Work required: Extract all lines from the data beneath that include the word "label".

Items:
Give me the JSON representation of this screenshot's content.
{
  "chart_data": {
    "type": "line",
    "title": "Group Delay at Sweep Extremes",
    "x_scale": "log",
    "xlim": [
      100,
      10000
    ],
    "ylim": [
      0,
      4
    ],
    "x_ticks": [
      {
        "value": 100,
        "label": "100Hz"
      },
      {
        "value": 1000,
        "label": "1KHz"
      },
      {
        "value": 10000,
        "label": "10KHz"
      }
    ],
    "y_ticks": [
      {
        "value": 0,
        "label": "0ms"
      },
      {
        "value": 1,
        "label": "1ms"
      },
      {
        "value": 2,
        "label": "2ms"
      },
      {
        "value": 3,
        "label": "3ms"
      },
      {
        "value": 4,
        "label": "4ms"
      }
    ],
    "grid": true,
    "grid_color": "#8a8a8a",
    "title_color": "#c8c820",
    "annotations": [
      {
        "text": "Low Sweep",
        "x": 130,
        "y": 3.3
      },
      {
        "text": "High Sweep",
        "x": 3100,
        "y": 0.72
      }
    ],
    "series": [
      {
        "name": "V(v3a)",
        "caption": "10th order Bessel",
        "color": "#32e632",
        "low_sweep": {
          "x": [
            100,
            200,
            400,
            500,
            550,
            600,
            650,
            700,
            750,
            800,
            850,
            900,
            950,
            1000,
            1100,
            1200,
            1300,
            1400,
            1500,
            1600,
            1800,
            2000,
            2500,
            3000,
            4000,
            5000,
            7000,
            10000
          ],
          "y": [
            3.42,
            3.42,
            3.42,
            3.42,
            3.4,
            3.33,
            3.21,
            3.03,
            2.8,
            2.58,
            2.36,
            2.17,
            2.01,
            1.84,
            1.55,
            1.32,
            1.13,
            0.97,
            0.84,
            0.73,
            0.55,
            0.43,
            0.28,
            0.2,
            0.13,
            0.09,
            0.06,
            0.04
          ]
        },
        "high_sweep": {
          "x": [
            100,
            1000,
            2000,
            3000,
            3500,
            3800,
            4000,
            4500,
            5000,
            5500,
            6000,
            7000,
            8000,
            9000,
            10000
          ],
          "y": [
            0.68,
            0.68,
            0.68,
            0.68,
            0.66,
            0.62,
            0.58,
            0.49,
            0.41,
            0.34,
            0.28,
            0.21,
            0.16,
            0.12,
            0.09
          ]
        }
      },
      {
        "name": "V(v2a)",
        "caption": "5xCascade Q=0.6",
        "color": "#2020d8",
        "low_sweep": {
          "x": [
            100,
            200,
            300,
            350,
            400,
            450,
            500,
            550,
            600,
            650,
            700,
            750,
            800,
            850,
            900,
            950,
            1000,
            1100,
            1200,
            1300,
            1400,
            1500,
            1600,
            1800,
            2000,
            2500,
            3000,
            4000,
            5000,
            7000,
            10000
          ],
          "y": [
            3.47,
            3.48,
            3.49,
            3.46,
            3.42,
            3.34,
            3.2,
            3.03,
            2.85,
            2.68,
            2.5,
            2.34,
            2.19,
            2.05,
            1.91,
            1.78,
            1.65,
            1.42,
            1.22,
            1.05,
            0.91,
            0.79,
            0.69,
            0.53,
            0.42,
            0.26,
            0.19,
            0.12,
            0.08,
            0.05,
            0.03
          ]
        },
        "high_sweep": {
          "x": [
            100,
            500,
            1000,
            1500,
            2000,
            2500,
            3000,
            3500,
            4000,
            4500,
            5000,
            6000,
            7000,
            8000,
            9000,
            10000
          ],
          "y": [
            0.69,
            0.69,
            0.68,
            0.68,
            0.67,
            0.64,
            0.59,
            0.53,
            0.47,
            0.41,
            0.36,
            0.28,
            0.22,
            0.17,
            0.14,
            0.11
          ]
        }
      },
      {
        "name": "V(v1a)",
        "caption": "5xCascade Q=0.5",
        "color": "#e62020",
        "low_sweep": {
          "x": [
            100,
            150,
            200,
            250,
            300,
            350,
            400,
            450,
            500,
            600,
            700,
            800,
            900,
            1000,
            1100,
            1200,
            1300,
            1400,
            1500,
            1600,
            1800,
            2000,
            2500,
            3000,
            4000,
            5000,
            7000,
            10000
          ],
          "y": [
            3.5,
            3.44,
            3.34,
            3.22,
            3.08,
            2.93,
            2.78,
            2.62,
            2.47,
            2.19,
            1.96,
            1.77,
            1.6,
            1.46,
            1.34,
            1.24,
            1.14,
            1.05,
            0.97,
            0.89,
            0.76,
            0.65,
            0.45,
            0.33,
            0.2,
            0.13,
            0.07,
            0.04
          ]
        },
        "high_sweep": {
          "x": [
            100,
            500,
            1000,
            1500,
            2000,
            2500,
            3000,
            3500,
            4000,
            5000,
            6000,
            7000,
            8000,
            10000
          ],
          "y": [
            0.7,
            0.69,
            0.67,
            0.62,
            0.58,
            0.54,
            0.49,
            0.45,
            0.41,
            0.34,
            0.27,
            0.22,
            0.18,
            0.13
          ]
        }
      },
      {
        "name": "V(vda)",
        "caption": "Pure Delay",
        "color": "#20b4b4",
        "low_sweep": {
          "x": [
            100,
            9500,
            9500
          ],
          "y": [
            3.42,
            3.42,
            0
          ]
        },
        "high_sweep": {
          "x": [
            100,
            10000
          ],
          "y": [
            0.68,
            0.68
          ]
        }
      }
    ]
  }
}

The completed task:
        "label": "100Hz"
        "label": "1KHz"
        "label": "10KHz"
        "label": "0ms"
        "label": "1ms"
        "label": "2ms"
        "label": "3ms"
        "label": "4ms"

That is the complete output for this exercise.